### Set problem
Using the entries that follow, collect the lines where the word "使用不同洗护用具进行手工擦洗" appears.

### Provided data
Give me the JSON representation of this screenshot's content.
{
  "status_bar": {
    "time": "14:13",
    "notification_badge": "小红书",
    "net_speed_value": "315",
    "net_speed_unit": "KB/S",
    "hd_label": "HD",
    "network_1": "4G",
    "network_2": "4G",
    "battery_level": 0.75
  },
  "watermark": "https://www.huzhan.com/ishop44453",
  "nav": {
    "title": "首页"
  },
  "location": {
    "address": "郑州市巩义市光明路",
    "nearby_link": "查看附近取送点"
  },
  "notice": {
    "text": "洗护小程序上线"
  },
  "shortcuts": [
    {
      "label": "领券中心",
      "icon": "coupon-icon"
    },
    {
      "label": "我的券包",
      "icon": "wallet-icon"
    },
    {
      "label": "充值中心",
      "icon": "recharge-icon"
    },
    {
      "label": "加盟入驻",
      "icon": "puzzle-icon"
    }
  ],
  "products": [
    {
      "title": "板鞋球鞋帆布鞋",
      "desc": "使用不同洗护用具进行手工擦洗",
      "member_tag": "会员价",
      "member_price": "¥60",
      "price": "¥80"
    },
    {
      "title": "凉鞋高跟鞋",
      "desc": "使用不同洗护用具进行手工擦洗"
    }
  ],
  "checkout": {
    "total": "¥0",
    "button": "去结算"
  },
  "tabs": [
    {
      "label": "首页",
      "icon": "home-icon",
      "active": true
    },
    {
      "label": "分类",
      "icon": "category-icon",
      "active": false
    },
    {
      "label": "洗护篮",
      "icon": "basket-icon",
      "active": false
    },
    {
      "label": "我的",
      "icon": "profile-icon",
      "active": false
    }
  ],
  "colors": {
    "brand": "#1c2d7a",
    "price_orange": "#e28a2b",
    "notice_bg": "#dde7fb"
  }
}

### Solution to the exercise
      "desc": "使用不同洗护用具进行手工擦洗",
      "desc": "使用不同洗护用具进行手工擦洗"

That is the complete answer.